── Kutipan Pilihan

Pembatalan jialah dapat dilakukan oleh kedua belah pihak
(orang yang kehilangan barang dengan orang yang dijanjikan jialah atau orang
yang mencari barang) sebelum bekerja. Jika pembatalan datang dari orang yang
bekerja mencari barang, maka ia tidak mendapatkan upah sekalipun ia telah
bekerja. Tetapi, jika yang membatalkannya itu pihak yang menjanjikan upah maka
yang bekerja berhak menuntut upah sebanyak pekerjaan yang telah dilakukan.
MUKHABARAH
Pengertian Mukhabarah
Dalam kamus, mukhabarah ialah
kerja sama pengolahan pertanian antara lahan dan penggarap dimana pemilik lahan
memberikan lahan pertanian kepada si penggarap untuk ditanami dan dipelihara
dengan imbalan tertentu (persentase) dari hasil panen yang benihnya
berasal dari penggarap. Bentuk kerja sama antara pemilik tanah dan penggarap
dengan perjanjian bahwa hasilnya akan dibagi menurut kesepakatan. Biaya dan
benihnya dari pemilik tanah.[21]
Ulama’ Syafi’iyah membedakan
antara mujara’ah dan mukabarah:
اَلْمُخَبَرَةُهِيَ عَمَلُ اْلاَرْضِ بِبَعْضِ مَا يَحْرُجُ
مِنْهَا وَألْبَذْرُمِنَ الْعَامِلِ . وَالْمُزَارَعَةُ هِيَ اَلْمُخَابَرَةُ
وَلَكِنَّ الْبَذْ رَفِيْهَا يَكُوْنُ مِنَ الْمَالِكِ.
"Mukabarah
adalah mengelola tanah diatas sesuatu yang dihasilkannya dan benihnya berasal
dari pengelola. Adapun mujara’ah sama seperti Mukabarah, hanya saja benihnya
berasal dari pemilik tanah."[22]
Adapun pengertian lain dari mukhabarah menuru
para ahli ialah:[23]
1. Menurut dhahir
nash, al-Syafi’i berpendapat bahwa mukhabarah ialah:
معاملة العامل فى الأرض ببعض مايخرج منها على ان يكون البذر من
الملك
“Menggarap tanah dengan apa yang dikeluarkan dari tanah
tersebut”
2. Syaikh Ibrahim
al-Bajuri berpendapat bahwa mukhabarah ialah:
عمل العامل فى ارض الملك ببعض ما يخرج منها والبذر من العامل
“Sesungguhnya pemilik hanya menyerahkan tanah kepada
pekerja dan modal dari pengelola”

────
── Baris Data

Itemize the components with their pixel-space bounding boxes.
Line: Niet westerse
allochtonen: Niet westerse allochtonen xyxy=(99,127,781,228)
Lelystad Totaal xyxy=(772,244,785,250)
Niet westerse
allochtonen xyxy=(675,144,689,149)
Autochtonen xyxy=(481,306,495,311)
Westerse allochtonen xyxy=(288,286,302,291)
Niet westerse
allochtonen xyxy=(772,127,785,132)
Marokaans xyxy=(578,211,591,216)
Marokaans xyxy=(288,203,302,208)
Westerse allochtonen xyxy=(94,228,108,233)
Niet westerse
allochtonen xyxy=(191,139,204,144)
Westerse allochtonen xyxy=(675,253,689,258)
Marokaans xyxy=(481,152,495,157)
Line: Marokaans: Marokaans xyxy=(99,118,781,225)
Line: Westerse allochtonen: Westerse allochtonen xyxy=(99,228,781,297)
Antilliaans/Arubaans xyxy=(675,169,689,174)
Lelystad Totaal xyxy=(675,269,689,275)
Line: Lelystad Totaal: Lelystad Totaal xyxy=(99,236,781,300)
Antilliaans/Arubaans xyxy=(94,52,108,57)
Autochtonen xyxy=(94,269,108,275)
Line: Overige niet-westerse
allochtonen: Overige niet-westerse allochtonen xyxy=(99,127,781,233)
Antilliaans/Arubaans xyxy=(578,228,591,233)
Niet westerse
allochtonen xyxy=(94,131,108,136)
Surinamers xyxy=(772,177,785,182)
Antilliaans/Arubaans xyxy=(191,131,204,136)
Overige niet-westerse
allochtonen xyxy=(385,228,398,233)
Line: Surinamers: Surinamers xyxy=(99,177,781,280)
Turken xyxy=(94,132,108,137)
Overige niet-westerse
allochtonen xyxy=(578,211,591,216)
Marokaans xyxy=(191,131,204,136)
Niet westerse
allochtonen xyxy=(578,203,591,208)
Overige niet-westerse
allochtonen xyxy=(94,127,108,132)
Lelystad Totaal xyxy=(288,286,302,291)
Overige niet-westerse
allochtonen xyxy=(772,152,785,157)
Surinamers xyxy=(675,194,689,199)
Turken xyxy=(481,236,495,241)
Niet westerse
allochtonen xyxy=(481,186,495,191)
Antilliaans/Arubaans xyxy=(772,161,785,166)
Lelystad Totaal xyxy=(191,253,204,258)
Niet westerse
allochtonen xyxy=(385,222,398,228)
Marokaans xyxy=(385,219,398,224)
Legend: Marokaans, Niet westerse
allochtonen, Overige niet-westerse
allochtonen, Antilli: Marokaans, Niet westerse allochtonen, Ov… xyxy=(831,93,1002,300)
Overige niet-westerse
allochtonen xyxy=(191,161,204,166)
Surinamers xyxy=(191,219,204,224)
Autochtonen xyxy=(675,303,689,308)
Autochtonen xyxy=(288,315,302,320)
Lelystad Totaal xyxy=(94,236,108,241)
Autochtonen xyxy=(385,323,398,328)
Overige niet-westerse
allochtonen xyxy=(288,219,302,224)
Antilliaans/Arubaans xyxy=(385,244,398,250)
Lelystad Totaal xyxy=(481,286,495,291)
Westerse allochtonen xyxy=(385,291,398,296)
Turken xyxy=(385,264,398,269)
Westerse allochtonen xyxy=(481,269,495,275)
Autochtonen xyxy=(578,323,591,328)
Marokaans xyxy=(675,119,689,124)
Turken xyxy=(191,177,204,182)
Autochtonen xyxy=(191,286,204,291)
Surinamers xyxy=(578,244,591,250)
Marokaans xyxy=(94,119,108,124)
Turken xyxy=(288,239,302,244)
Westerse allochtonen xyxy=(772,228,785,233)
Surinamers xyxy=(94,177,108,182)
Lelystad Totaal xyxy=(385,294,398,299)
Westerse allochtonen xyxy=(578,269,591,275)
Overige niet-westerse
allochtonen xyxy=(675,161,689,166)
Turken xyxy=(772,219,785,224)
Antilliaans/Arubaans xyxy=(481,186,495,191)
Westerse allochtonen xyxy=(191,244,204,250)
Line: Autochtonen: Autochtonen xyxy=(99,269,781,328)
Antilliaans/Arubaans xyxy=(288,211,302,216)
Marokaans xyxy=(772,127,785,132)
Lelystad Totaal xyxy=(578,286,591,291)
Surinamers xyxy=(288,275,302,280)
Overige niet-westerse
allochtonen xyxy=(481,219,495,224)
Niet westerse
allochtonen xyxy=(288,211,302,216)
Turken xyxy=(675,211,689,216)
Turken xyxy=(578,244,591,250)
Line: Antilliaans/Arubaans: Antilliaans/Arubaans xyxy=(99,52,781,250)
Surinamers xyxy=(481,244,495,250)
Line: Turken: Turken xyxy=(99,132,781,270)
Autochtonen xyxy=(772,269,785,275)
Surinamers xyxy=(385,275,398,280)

────

- _Ketentuan Tugas_
Tulis lagi seluruh bagian kutipan dari "Pembatalan jialah dapat" hingga "yang telah dilakukan.", dan ubah "upah" menjadi "imbalan". Item-item itu tidak ada kaitannya dengan kutipan.

- _Hasil Tugas_
Pembatalan jialah dapat dilakukan oleh kedua belah pihak
(orang yang kehilangan barang dengan orang yang dijanjikan jialah atau orang
yang mencari barang) sebelum bekerja. Jika pembatalan datang dari orang yang
bekerja mencari barang, maka ia tidak mendapatkan imbalan sekalipun ia telah
bekerja. Tetapi, jika yang membatalkannya itu pihak yang menjanjikan imbalan maka
yang bekerja berhak menuntut imbalan sebanyak pekerjaan yang telah dilakukan.